### [GIVEN TASK]
Your task is to output the data exactly as it stands.

(Stored dataset items)
-*-*-
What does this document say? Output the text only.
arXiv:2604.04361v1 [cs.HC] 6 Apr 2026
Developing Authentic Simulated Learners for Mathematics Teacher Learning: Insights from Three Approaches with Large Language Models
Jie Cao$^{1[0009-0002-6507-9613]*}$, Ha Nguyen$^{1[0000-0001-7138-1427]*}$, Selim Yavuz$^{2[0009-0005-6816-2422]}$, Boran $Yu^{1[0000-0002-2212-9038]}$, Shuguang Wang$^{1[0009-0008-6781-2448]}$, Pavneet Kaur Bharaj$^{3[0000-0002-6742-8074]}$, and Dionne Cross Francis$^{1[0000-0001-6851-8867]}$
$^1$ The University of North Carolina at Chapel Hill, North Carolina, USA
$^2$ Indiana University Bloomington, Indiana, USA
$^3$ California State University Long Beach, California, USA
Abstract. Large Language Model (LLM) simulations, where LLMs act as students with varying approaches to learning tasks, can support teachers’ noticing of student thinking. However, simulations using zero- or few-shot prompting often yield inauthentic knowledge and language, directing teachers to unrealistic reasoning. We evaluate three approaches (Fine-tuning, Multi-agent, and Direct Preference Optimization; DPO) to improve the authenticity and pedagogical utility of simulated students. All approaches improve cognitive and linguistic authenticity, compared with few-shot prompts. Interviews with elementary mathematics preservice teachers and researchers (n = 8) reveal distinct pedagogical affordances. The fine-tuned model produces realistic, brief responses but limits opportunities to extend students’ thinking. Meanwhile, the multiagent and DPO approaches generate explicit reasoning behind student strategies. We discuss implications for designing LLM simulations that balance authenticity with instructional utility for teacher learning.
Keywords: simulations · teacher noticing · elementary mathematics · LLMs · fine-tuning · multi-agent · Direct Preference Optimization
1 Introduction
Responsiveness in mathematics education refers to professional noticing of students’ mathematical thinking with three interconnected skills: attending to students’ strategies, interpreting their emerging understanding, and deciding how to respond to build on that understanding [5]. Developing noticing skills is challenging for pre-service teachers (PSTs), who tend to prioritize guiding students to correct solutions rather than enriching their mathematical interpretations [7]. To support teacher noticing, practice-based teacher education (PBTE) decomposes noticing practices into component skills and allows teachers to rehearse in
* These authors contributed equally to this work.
-*-*-
### [ANSWER IN FULL]
What does this document say? Output the text only.
arXiv:2604.04361v1 [cs.HC] 6 Apr 2026
Developing Authentic Simulated Learners for Mathematics Teacher Learning: Insights from Three Approaches with Large Language Models
Jie Cao$^{1[0009-0002-6507-9613]*}$, Ha Nguyen$^{1[0000-0001-7138-1427]*}$, Selim Yavuz$^{2[0009-0005-6816-2422]}$, Boran $Yu^{1[0000-0002-2212-9038]}$, Shuguang Wang$^{1[0009-0008-6781-2448]}$, Pavneet Kaur Bharaj$^{3[0000-0002-6742-8074]}$, and Dionne Cross Francis$^{1[0000-0001-6851-8867]}$
$^1$ The University of North Carolina at Chapel Hill, North Carolina, USA
$^2$ Indiana University Bloomington, Indiana, USA
$^3$ California State University Long Beach, California, USA
Abstract. Large Language Model (LLM) simulations, where LLMs act as students with varying approaches to learning tasks, can support teachers’ noticing of student thinking. However, simulations using zero- or few-shot prompting often yield inauthentic knowledge and language, directing teachers to unrealistic reasoning. We evaluate three approaches (Fine-tuning, Multi-agent, and Direct Preference Optimization; DPO) to improve the authenticity and pedagogical utility of simulated students. All approaches improve cognitive and linguistic authenticity, compared with few-shot prompts. Interviews with elementary mathematics preservice teachers and researchers (n = 8) reveal distinct pedagogical affordances. The fine-tuned model produces realistic, brief responses but limits opportunities to extend students’ thinking. Meanwhile, the multiagent and DPO approaches generate explicit reasoning behind student strategies. We discuss implications for designing LLM simulations that balance authenticity with instructional utility for teacher learning.
Keywords: simulations · teacher noticing · elementary mathematics · LLMs · fine-tuning · multi-agent · Direct Preference Optimization
1 Introduction
Responsiveness in mathematics education refers to professional noticing of students’ mathematical thinking with three interconnected skills: attending to students’ strategies, interpreting their emerging understanding, and deciding how to respond to build on that understanding [5]. Developing noticing skills is challenging for pre-service teachers (PSTs), who tend to prioritize guiding students to correct solutions rather than enriching their mathematical interpretations [7]. To support teacher noticing, practice-based teacher education (PBTE) decomposes noticing practices into component skills and allows teachers to rehearse in
* These authors contributed equally to this work.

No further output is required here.